▶ EXERCISE
Your task is to copy every line of this material exactly.
>> start
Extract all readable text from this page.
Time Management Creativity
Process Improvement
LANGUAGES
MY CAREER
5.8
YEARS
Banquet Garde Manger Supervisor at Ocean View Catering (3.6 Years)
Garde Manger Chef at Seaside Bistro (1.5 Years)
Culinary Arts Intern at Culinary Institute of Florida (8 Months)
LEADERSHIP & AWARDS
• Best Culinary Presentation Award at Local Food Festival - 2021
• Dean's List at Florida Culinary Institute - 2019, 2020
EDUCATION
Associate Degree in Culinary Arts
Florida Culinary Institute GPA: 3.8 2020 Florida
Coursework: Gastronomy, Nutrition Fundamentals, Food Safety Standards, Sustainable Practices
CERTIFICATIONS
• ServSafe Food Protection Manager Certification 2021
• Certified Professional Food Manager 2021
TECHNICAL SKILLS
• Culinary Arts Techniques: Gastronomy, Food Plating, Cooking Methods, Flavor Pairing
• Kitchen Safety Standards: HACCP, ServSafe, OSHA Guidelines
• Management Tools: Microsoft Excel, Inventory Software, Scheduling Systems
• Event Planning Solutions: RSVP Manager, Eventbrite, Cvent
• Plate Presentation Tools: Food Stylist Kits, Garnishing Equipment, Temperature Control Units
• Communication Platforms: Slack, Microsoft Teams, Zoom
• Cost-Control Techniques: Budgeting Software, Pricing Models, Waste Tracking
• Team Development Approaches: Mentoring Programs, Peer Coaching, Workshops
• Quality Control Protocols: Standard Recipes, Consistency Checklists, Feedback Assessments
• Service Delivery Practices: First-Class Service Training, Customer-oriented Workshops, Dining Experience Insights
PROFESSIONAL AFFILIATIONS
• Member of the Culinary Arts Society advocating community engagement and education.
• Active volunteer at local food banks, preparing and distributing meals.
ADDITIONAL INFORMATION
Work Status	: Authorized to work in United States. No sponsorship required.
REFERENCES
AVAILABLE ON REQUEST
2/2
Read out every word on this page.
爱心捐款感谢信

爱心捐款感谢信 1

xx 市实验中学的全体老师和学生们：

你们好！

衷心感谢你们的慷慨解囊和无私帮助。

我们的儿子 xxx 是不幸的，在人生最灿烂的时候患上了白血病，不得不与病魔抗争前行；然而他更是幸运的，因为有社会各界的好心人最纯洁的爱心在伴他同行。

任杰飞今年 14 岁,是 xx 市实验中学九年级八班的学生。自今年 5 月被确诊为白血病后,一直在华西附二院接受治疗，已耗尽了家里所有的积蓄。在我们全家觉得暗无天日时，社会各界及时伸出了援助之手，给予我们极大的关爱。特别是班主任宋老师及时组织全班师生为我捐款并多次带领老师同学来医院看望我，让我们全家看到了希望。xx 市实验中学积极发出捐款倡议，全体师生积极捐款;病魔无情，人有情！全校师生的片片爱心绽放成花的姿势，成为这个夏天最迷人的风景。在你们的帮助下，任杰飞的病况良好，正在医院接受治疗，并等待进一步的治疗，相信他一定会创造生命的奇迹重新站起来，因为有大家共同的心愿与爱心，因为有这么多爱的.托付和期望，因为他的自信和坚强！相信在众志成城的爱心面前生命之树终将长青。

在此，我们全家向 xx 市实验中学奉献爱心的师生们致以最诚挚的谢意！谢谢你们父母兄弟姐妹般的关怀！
>> end
▶ TASK RESULT
Extract all readable text from this page.
Time Management Creativity
Process Improvement
LANGUAGES
MY CAREER
5.8
YEARS
Banquet Garde Manger Supervisor at Ocean View Catering (3.6 Years)
Garde Manger Chef at Seaside Bistro (1.5 Years)
Culinary Arts Intern at Culinary Institute of Florida (8 Months)
LEADERSHIP & AWARDS
• Best Culinary Presentation Award at Local Food Festival - 2021
• Dean's List at Florida Culinary Institute - 2019, 2020
EDUCATION
Associate Degree in Culinary Arts
Florida Culinary Institute GPA: 3.8 2020 Florida
Coursework: Gastronomy, Nutrition Fundamentals, Food Safety Standards, Sustainable Practices
CERTIFICATIONS
• ServSafe Food Protection Manager Certification 2021
• Certified Professional Food Manager 2021
TECHNICAL SKILLS
• Culinary Arts Techniques: Gastronomy, Food Plating, Cooking Methods, Flavor Pairing
• Kitchen Safety Standards: HACCP, ServSafe, OSHA Guidelines
• Management Tools: Microsoft Excel, Inventory Software, Scheduling Systems
• Event Planning Solutions: RSVP Manager, Eventbrite, Cvent
• Plate Presentation Tools: Food Stylist Kits, Garnishing Equipment, Temperature Control Units
• Communication Platforms: Slack, Microsoft Teams, Zoom
• Cost-Control Techniques: Budgeting Software, Pricing Models, Waste Tracking
• Team Development Approaches: Mentoring Programs, Peer Coaching, Workshops
• Quality Control Protocols: Standard Recipes, Consistency Checklists, Feedback Assessments
• Service Delivery Practices: First-Class Service Training, Customer-oriented Workshops, Dining Experience Insights
PROFESSIONAL AFFILIATIONS
• Member of the Culinary Arts Society advocating community engagement and education.
• Active volunteer at local food banks, preparing and distributing meals.
ADDITIONAL INFORMATION
Work Status	: Authorized to work in United States. No sponsorship required.
REFERENCES
AVAILABLE ON REQUEST
2/2
Read out every word on this page.
爱心捐款感谢信

爱心捐款感谢信 1

xx 市实验中学的全体老师和学生们：

你们好！

衷心感谢你们的慷慨解囊和无私帮助。

我们的儿子 xxx 是不幸的，在人生最灿烂的时候患上了白血病，不得不与病魔抗争前行；然而他更是幸运的，因为有社会各界的好心人最纯洁的爱心在伴他同行。

任杰飞今年 14 岁,是 xx 市实验中学九年级八班的学生。自今年 5 月被确诊为白血病后,一直在华西附二院接受治疗，已耗尽了家里所有的积蓄。在我们全家觉得暗无天日时，社会各界及时伸出了援助之手，给予我们极大的关爱。特别是班主任宋老师及时组织全班师生为我捐款并多次带领老师同学来医院看望我，让我们全家看到了希望。xx 市实验中学积极发出捐款倡议，全体师生积极捐款;病魔无情，人有情！全校师生的片片爱心绽放成花的姿势，成为这个夏天最迷人的风景。在你们的帮助下，任杰飞的病况良好，正在医院接受治疗，并等待进一步的治疗，相信他一定会创造生命的奇迹重新站起来，因为有大家共同的心愿与爱心，因为有这么多爱的.托付和期望，因为他的自信和坚强！相信在众志成城的爱心面前生命之树终将长青。

在此，我们全家向 xx 市实验中学奉献爱心的师生们致以最诚挚的谢意！谢谢你们父母兄弟姐妹般的关怀！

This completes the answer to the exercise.